## Start Dataset rows
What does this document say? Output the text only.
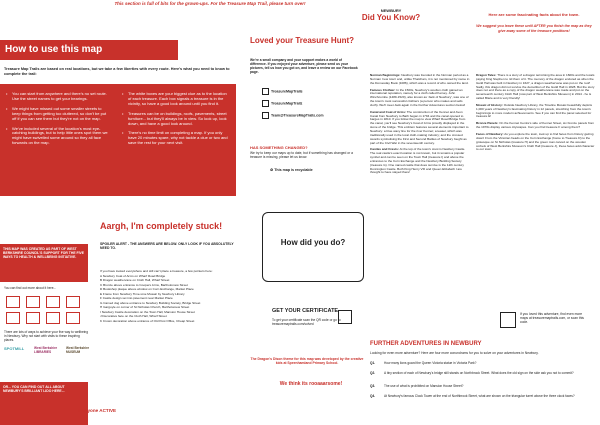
This section is full of bits for the grown-ups. For the Treasure Map Trail, please turn over!
How to use this map
Treasure Map Trails are based on real locations, but we take a few liberties with every route. Here's what you need to know to complete the trail:
• You can start from anywhere and there's no set route. Use the street names to get your bearings.
• We might have missed out some smaller streets to keep things from getting too cluttered, so don't be put off if you can see them but they're not on the map.
• We've included several of the location's most eye-catching buildings, but to help little ones spot them we might have swivelled some around so they all face forwards on the map.
• The white boxes are your biggest clue as to the location of each treasure. Each box signals a treasure is in the vicinity, so have a good look around until you find it.
• Treasures can be on buildings, roofs, pavements, street furniture... but they'll always be in view. So look up, look down, and have a good look around.
• There's no time limit on completing a map. If you only have 20 minutes spare, why not tackle a clue or two and save the rest for your next visit.
THIS MAP WAS CREATED AS PART OF WEST BERKSHIRE COUNCIL'S SUPPORT FOR THE FIVE WAYS TO HEALTH & WELLBEING INITIATIVE.
You can find out more about it here...
There are lots of ways to achieve your five way to wellbeing in Newbury. Why not start with visits to these inspiring places.
SPOTMILL	West Berkshire LIBRARIES
West Berkshire MUSEUM
OR... YOU CAN FIND OUT ALL ABOUT NEWBURY'S BRILLIANT LIDO HERE...
everyone ACTIVE
Loved your Treasure Hunt?
We're a small company and your support makes a world of difference. If you enjoyed your adventure, please send us your pictures, tell us how you got on, and leave a review on our Facebook page.
TreasureMapTrails
TreasureMapTrailz
Team@TreasureMapTrails.com
HAS SOMETHING CHANGED?
We try to keep our maps up to date, but if something has changed or a treasure is missing, please let us know.
♻ This map is recyclable
Aargh, I'm completely stuck!
SPOILER ALERT - THE ANSWERS ARE BELOW. ONLY LOOK IF YOU ABSOLUTELY NEED TO.
If you have looked everywhere and still can't place a treasure, a few pointers here:
A Newbury Coat of Arms on Wharf Road Bridge
B Dragon weathervane on Cloth Hall, Wharf Street
C Bronze above entrance to Coopers Arms, Bartholomew Street
D Bookshop plaque above window on Corn Exchange, Market Place
E Frame from Newbury Time-Line Mosaic by Newbury Library
F Castle design set into pavement near Market Place
G Carved dog above entrance to Newbury Building Society, Bridge Street
H Gargoyle on corner of St Nicholas Church, Bartholomew Street
I Newbury Castle decoration on the Town Hall, Mansion House Street
J Decorative face on the Cloth Hall, Wharf Street
K Crown decoration above entrance of Old Post Office, Cheap Street
How did you do?
GET YOUR CERTIFICATE
To get your certificate scan the QR code or go to: treasuremaptrails.com/solved
The Dragon's Dison theme for this map was developed by the creative kids at Speenhamland Primary School.
We think its rooaaarsome!
NEWBURY
Did You Know?

Norman Beginnings: Newbury was founded in the Norman period as a Norman 'new town' and, unlike Thatcham, it is not mentioned by name in the Domesday Book (1086), which was a record of who owned the land.

Famous Clothier: In the 1500s, Newbury's woollen cloth gained an international reputation, namely for a cloth called Kersey. John Winchcombe (1489-1520), also known as 'Jack of Newbury', was one of the town's most successful clothiers (a person who makes and sells cloth). We'll meet Jack again in the Further Adventures section below!

Canal and Coat of Arms: The construction of the Kennet and Avon Canal from Newbury to Bath began in 1794 and the canal opened to barges in 1810. If you follow the map to view Wharf Road Bridge from the canal, you'll see Newbury's Coat of Arms proudly displayed in the stone of the bridge. This emblem features several elements important to Newbury: a blue wavy line for the river Kennet; a teasel, which was traditionally used in the local cloth-making industry; and the crossed swords symbolising the First and Second Battles of Newbury fought as part of the Civil War in the seventeenth century.

Castles and Crests: At the top of the town's crest is Newbury Castle. The real castle's exact location is not known, but it remains a popular symbol and can be seen on the Town Hall (treasure I) and above the entrances to the Corn Exchange and the Newbury Building Society (treasure G). One named castle that does survive is the 12th century Donnington Castle. Both King Henry VIII and Queen Elizabeth I are thought to have stayed there!

Here are some fascinating facts about the town.
We suggest you leave these until AFTER you finish the map as they give away some of the treasure positions!

Dragon Tales: There is a story of a dragon terrorising the area in 1600s and the locals paying King Stephen to rid them of it. The memory of the dragon endured as when the Guild Hall was built in Newbury in 1627, a dragon weathervane was put on the roof! Sadly, this dragon did not survive the demolition of the Guild Hall in 1828. But the story does not end there as a copy of the dragon weathervane was made and put on the seventeenth century Cloth Hall (now part of West Berkshire Museum) in 2014 - he is called Blaze and is very friendly!

Mosaic of History: Outside Newbury Library, the Timeline Mosaic beautifully depicts 1,000 years of Newbury's fascinating history in 12 panels, stretching from the town's beginnings to more modern achievements. See if you can find the panel selected for treasure E!

Bronze Panels: On the Kennet Centre's side of Kennet Street, six bronze panels from the 1970s display various cityscapes. Can you find treasure F among them?

Faces of Newbury: As you explore the town, look up to find faces from history gazing down! From the Victorian heads on the Corn Exchange (home to Treasure D) to the grotesque on St Nicholas (treasure H) and the green man carved on the wooden corbels of West Berkshire Museum's Cloth Hall (treasure J), these faces add character to our town.

If you loved this adventure, find even more maps at treasuremaptrails.com, or scan this code.
FURTHER ADVENTURES IN NEWBURY
Looking for even more adventure? Here are four more conundrums for you to solve on your adventures in Newbury.
Q1.	How many lions guard the Queen Victoria statue in Victoria Park?
Q2.	A tiny section of each of Newbury's bridge still stands on Northbrook Street. What does the old sign on the side ask you not to commit?
Q3.	The use of what is prohibited on Mansion House Street?
Q4.	At Newbury's famous Clock Tower at the end of Northbrook Street, what are shown on the triangular turret above the three clock faces?
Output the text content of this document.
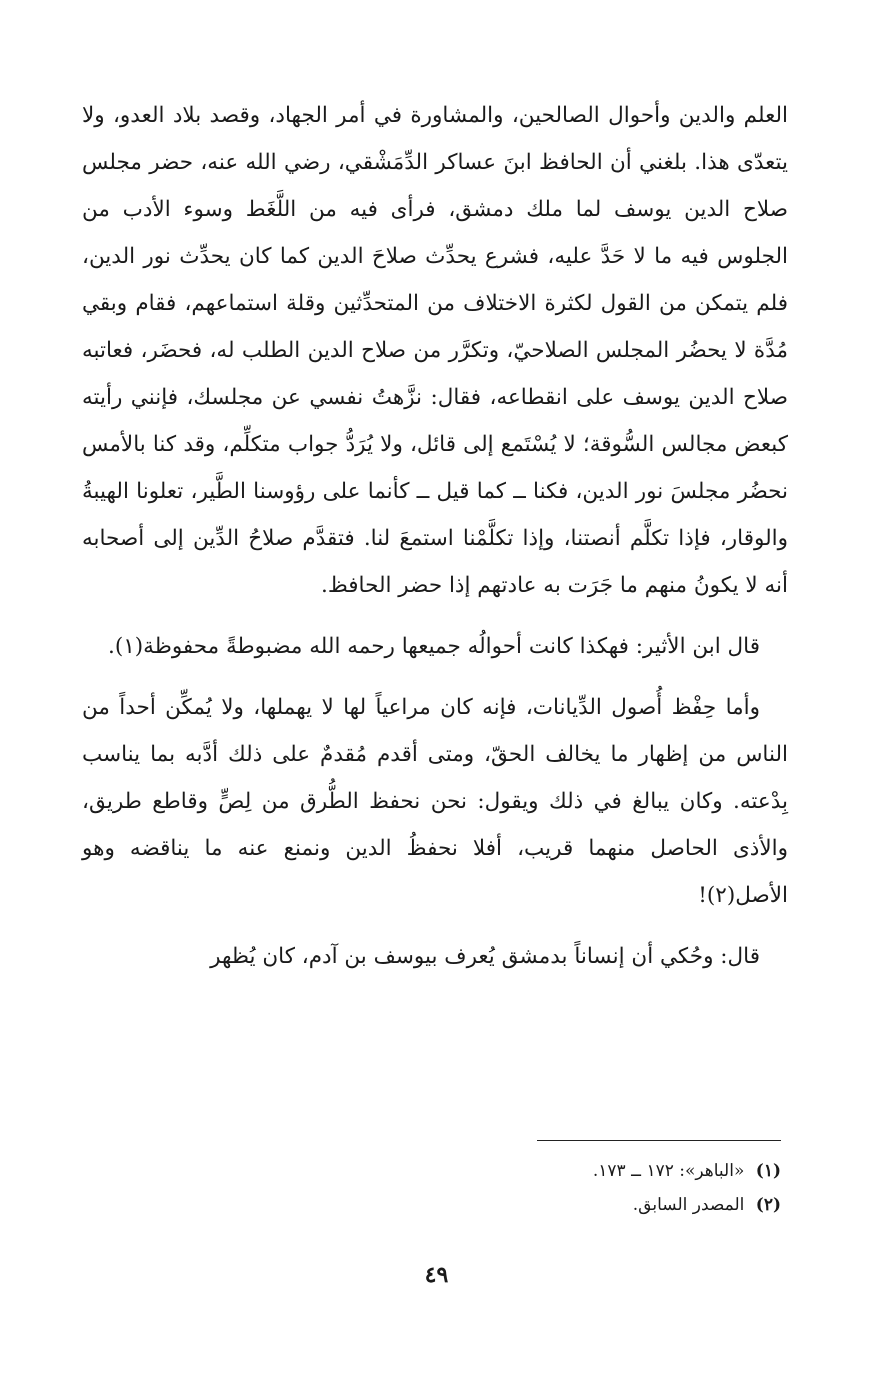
العلم والدين وأحوال الصالحين، والمشاورة في أمر الجهاد، وقصد بلاد العدو، ولا يتعدّى هذا. بلغني أن الحافظ ابنَ عساكر الدِّمَشْقي، رضي الله عنه، حضر مجلس صلاح الدين يوسف لما ملك دمشق، فرأى فيه من اللَّغَط وسوء الأدب من الجلوس فيه ما لا حَدَّ عليه، فشرع يحدِّث صلاحَ الدين كما كان يحدِّث نور الدين، فلم يتمكن من القول لكثرة الاختلاف من المتحدِّثين وقلة استماعهم، فقام وبقي مُدَّة لا يحضُر المجلس الصلاحيّ، وتكرَّر من صلاح الدين الطلب له، فحضَر، فعاتبه صلاح الدين يوسف على انقطاعه، فقال: نزَّهتُ نفسي عن مجلسك، فإنني رأيته كبعض مجالس السُّوقة؛ لا يُسْتَمع إلى قائل، ولا يُرَدُّ جواب متكلِّم، وقد كنا بالأمس نحضُر مجلسَ نور الدين، فكنا ــ كما قيل ــ كأنما على رؤوسنا الطَّير، تعلونا الهيبةُ والوقار، فإذا تكلَّم أنصتنا، وإذا تكلَّمْنا استمعَ لنا. فتقدَّم صلاحُ الدِّين إلى أصحابه أنه لا يكونُ منهم ما جَرَت به عادتهم إذا حضر الحافظ.

قال ابن الأثير: فهكذا كانت أحوالُه جميعها رحمه الله مضبوطةً محفوظة(١).

وأما حِفْظ أُصول الدِّيانات، فإنه كان مراعياً لها لا يهملها، ولا يُمكِّن أحداً من الناس من إظهار ما يخالف الحقّ، ومتى أقدم مُقدمٌ على ذلك أدَّبه بما يناسب بِدْعته. وكان يبالغ في ذلك ويقول: نحن نحفظ الطُّرق من لِصٍّ وقاطع طريق، والأذى الحاصل منهما قريب، أفلا نحفظُ الدين ونمنع عنه ما يناقضه وهو الأصل(٢)!

قال: وحُكي أن إنساناً بدمشق يُعرف بيوسف بن آدم، كان يُظهر

(١) «الباهر»: ١٧٢ ــ ١٧٣.
(٢) المصدر السابق.
٤٩
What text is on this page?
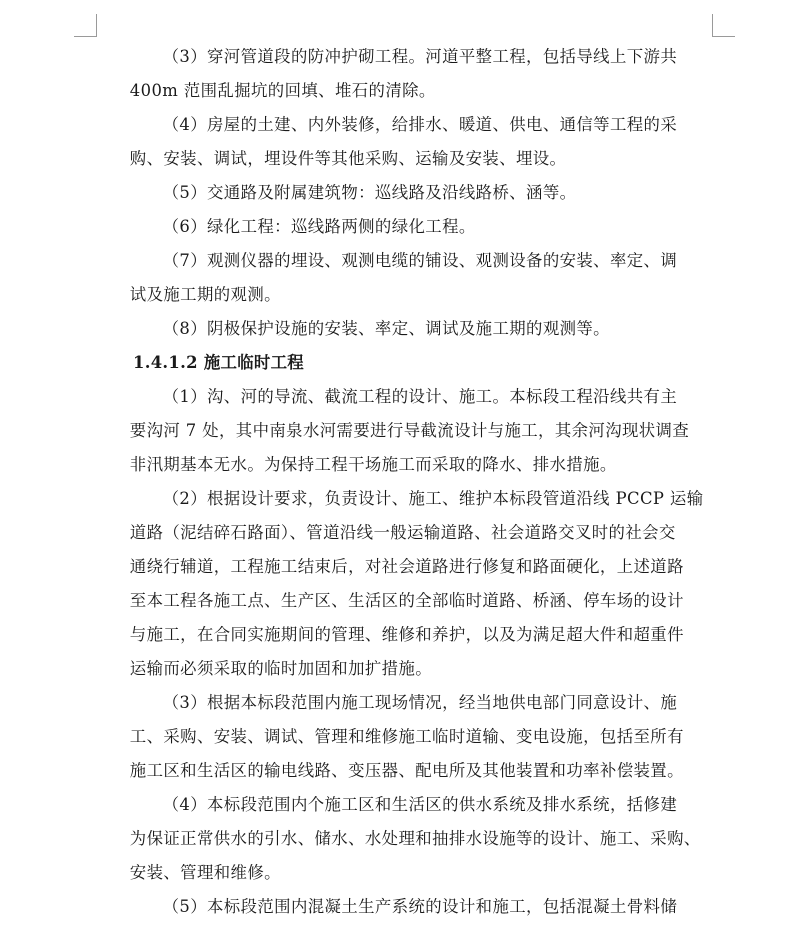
（3）穿河管道段的防冲护砌工程。河道平整工程，包括导线上下游共
400m 范围乱掘坑的回填、堆石的清除。

（4）房屋的土建、内外装修，给排水、暖道、供电、通信等工程的采
购、安装、调试，埋设件等其他采购、运输及安装、埋设。

（5）交通路及附属建筑物：巡线路及沿线路桥、涵等。

（6）绿化工程：巡线路两侧的绿化工程。

（7）观测仪器的埋设、观测电缆的铺设、观测设备的安装、率定、调
试及施工期的观测。

（8）阴极保护设施的安装、率定、调试及施工期的观测等。

1.4.1.2 施工临时工程

（1）沟、河的导流、截流工程的设计、施工。本标段工程沿线共有主
要沟河 7 处，其中南泉水河需要进行导截流设计与施工，其余河沟现状调查
非汛期基本无水。为保持工程干场施工而采取的降水、排水措施。

（2）根据设计要求，负责设计、施工、维护本标段管道沿线 PCCP 运输
道路（泥结碎石路面）、管道沿线一般运输道路、社会道路交叉时的社会交
通绕行辅道，工程施工结束后，对社会道路进行修复和路面硬化，上述道路
至本工程各施工点、生产区、生活区的全部临时道路、桥涵、停车场的设计
与施工，在合同实施期间的管理、维修和养护，以及为满足超大件和超重件
运输而必须采取的临时加固和加扩措施。

（3）根据本标段范围内施工现场情况，经当地供电部门同意设计、施
工、采购、安装、调试、管理和维修施工临时道输、变电设施，包括至所有
施工区和生活区的输电线路、变压器、配电所及其他装置和功率补偿装置。

（4）本标段范围内个施工区和生活区的供水系统及排水系统，括修建
为保证正常供水的引水、储水、水处理和抽排水设施等的设计、施工、采购、
安装、管理和维修。

（5）本标段范围内混凝土生产系统的设计和施工，包括混凝土骨料储
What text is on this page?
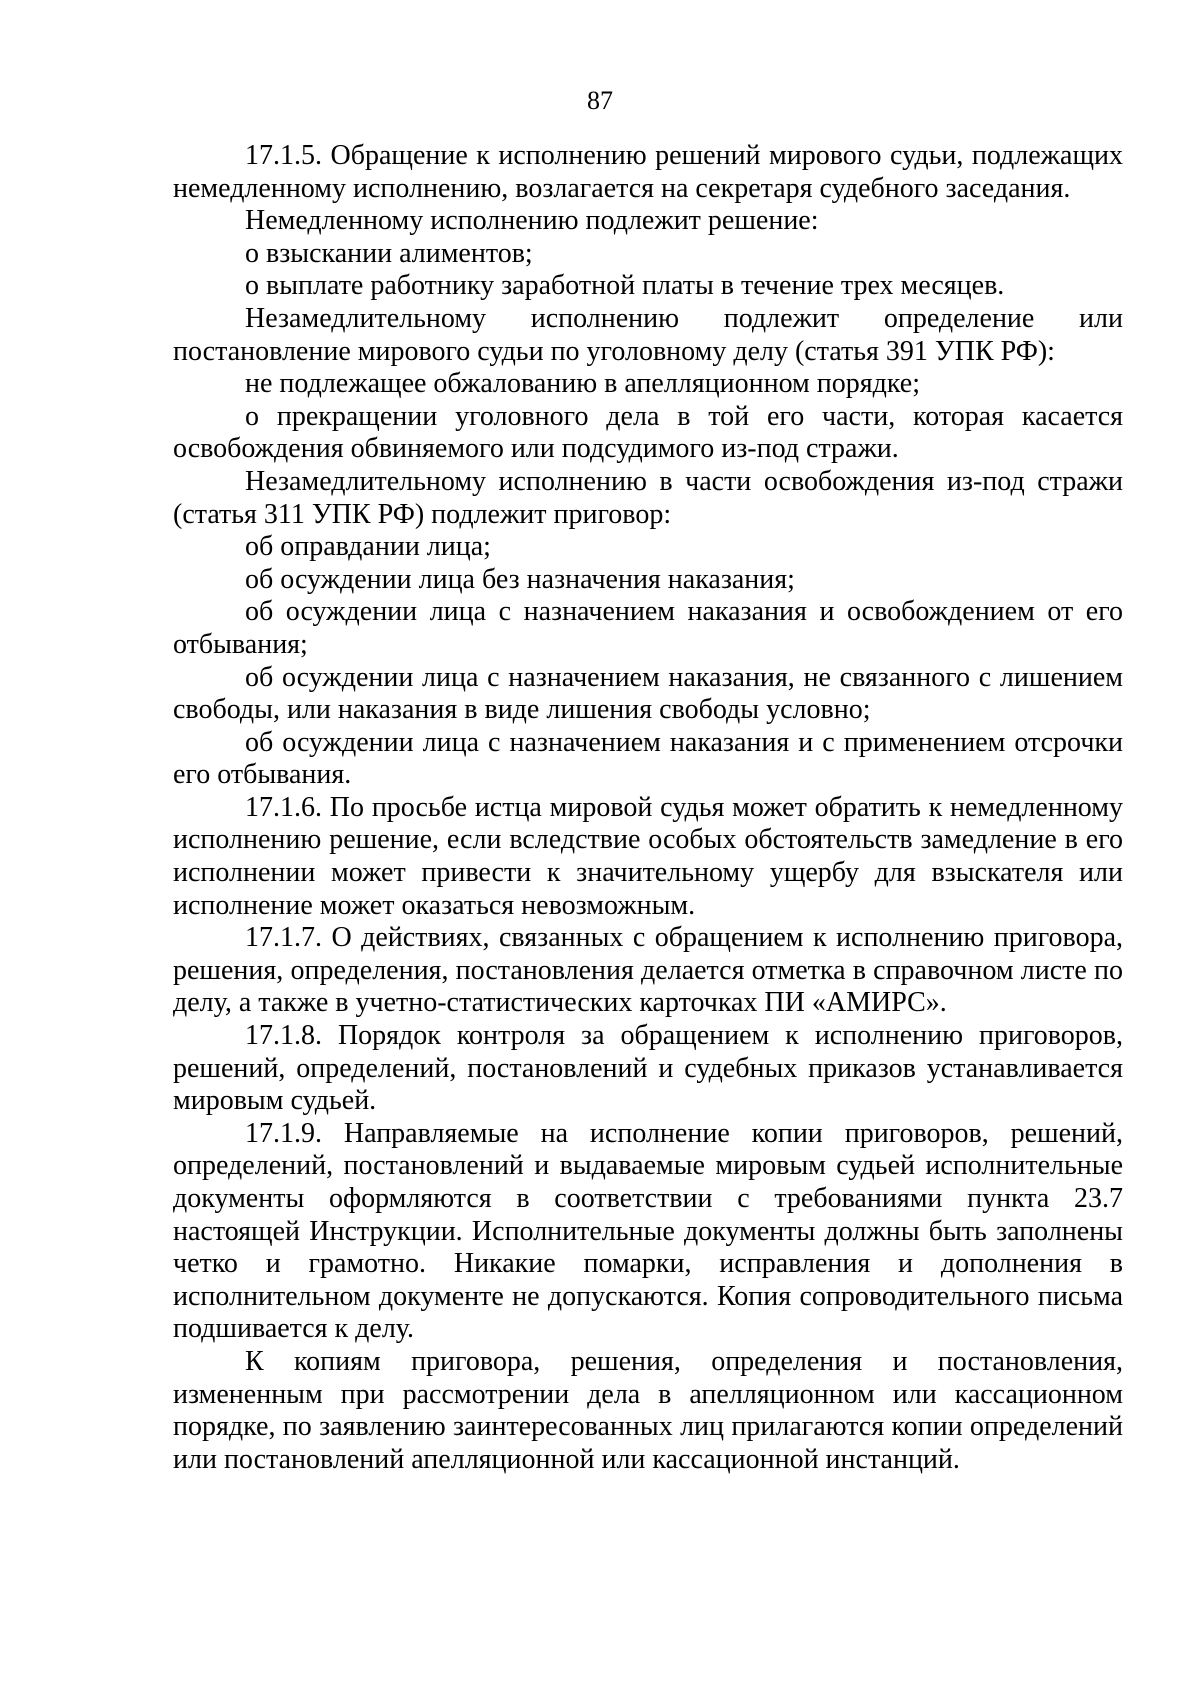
87

17.1.5. Обращение к исполнению решений мирового судьи, подлежащих немедленному исполнению, возлагается на секретаря судебного заседания.

Немедленному исполнению подлежит решение:

о взыскании алиментов;

о выплате работнику заработной платы в течение трех месяцев.

Незамедлительному исполнению подлежит определение или постановление мирового судьи по уголовному делу (статья 391 УПК РФ):

не подлежащее обжалованию в апелляционном порядке;

о прекращении уголовного дела в той его части, которая касается освобождения обвиняемого или подсудимого из-под стражи.

Незамедлительному исполнению в части освобождения из-под стражи (статья 311 УПК РФ) подлежит приговор:

об оправдании лица;

об осуждении лица без назначения наказания;

об осуждении лица с назначением наказания и освобождением от его отбывания;

об осуждении лица с назначением наказания, не связанного с лишением свободы, или наказания в виде лишения свободы условно;

об осуждении лица с назначением наказания и с применением отсрочки его отбывания.

17.1.6. По просьбе истца мировой судья может обратить к немедленному исполнению решение, если вследствие особых обстоятельств замедление в его исполнении может привести к значительному ущербу для взыскателя или исполнение может оказаться невозможным.

17.1.7. О действиях, связанных с обращением к исполнению приговора, решения, определения, постановления делается отметка в справочном листе по делу, а также в учетно-статистических карточках ПИ «АМИРС».

17.1.8. Порядок контроля за обращением к исполнению приговоров, решений, определений, постановлений и судебных приказов устанавливается мировым судьей.

17.1.9. Направляемые на исполнение копии приговоров, решений, определений, постановлений и выдаваемые мировым судьей исполнительные документы оформляются в соответствии с требованиями пункта 23.7 настоящей Инструкции. Исполнительные документы должны быть заполнены четко и грамотно. Никакие помарки, исправления и дополнения в исполнительном документе не допускаются. Копия сопроводительного письма подшивается к делу.

К копиям приговора, решения, определения и постановления, измененным при рассмотрении дела в апелляционном или кассационном порядке, по заявлению заинтересованных лиц прилагаются копии определений или постановлений апелляционной или кассационной инстанций.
## End Dataset rows
Report each line in the data that holds the word "части".

о прекращении уголовного дела в той его части, которая касается освобождения обвиняемого или подсудимого из-под стражи.
Незамедлительному исполнению в части освобождения из-под стражи (статья 311 УПК РФ) подлежит приговор:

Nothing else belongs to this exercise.